* Set problem *
In the data below, find each line containing the string "JSON" and return it.

━━ Entries ━━

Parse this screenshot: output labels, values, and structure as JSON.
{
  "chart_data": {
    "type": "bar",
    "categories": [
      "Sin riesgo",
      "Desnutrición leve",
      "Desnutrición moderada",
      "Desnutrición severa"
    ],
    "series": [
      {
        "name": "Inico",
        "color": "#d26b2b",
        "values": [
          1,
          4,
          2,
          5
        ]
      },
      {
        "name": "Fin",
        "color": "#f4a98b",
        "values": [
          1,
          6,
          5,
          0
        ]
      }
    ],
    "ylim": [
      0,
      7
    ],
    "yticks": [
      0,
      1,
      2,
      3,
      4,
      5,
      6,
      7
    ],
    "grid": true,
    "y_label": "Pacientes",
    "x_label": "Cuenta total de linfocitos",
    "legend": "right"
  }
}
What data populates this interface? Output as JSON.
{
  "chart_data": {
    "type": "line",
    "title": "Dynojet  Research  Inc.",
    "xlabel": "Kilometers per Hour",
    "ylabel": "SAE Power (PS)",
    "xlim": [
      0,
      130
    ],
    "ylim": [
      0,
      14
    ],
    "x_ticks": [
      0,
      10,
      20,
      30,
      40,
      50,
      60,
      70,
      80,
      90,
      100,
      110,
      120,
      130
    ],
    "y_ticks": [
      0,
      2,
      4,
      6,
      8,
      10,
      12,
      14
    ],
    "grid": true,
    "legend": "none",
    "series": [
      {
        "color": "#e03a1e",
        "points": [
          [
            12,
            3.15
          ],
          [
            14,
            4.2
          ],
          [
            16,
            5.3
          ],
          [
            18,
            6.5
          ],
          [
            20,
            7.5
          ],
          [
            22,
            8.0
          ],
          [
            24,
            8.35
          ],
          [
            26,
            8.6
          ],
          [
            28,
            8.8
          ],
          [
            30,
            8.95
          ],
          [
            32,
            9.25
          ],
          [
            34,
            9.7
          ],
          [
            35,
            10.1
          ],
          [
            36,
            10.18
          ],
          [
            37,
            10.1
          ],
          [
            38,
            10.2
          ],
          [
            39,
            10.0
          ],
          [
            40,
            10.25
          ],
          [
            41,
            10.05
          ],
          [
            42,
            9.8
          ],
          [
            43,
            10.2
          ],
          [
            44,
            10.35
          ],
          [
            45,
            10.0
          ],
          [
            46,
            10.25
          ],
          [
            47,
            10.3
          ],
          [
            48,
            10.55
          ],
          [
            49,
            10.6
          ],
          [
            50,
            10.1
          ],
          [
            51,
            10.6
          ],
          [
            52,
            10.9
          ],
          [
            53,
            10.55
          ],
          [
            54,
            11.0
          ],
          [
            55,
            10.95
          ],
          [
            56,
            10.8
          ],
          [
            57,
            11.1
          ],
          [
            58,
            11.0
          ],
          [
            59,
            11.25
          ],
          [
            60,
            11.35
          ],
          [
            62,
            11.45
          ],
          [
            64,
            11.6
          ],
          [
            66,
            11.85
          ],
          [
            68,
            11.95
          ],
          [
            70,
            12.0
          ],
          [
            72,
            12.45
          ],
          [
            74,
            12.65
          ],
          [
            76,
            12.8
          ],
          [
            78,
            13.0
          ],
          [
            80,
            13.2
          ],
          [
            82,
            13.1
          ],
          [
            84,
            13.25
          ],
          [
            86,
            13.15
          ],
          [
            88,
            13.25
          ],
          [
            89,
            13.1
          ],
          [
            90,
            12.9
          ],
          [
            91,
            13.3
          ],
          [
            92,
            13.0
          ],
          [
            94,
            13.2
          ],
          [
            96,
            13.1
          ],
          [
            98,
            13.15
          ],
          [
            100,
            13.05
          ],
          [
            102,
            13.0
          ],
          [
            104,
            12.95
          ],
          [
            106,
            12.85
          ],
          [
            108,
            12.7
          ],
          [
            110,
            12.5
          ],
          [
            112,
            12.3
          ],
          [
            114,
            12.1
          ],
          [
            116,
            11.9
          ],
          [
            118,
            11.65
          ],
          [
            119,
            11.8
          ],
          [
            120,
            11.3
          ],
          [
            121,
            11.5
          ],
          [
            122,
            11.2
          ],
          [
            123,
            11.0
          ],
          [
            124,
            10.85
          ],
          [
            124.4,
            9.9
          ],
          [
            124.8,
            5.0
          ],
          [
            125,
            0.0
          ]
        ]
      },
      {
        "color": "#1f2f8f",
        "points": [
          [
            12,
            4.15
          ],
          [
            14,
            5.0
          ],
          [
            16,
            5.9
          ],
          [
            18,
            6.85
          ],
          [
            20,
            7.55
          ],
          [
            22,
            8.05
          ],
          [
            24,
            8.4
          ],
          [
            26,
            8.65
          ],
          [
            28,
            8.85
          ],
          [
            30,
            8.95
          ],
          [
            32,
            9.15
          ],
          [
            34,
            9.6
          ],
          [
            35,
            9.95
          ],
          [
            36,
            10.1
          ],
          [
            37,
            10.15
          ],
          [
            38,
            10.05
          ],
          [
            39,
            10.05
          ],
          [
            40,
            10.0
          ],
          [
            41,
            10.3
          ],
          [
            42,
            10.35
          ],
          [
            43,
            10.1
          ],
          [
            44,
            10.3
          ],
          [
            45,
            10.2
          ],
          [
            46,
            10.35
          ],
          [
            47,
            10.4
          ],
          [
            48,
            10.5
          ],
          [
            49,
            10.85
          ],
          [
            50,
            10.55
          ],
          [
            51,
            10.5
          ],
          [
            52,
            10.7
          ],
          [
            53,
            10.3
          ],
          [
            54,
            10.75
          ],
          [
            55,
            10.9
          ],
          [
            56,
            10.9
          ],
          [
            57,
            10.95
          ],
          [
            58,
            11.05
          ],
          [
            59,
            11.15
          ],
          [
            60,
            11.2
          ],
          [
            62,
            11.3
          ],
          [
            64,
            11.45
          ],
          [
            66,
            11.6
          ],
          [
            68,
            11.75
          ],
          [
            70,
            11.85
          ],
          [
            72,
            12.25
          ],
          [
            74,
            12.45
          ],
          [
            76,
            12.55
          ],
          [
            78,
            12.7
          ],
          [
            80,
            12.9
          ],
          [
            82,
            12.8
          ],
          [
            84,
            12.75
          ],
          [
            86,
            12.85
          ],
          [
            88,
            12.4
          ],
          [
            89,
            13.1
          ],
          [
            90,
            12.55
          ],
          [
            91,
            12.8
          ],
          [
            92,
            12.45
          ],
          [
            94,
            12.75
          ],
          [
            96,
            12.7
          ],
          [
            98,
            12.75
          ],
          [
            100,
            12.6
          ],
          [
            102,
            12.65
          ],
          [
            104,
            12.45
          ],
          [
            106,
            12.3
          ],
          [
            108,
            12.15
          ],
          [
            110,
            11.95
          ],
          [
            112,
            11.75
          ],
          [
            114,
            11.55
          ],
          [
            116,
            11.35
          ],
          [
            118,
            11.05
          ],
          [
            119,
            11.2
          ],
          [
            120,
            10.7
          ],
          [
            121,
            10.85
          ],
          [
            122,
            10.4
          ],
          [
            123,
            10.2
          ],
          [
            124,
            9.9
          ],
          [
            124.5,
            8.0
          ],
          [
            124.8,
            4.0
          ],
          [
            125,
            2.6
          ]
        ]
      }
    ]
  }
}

━━━

* Exercise result *
Parse this screenshot: output labels, values, and structure as JSON.
What data populates this interface? Output as JSON.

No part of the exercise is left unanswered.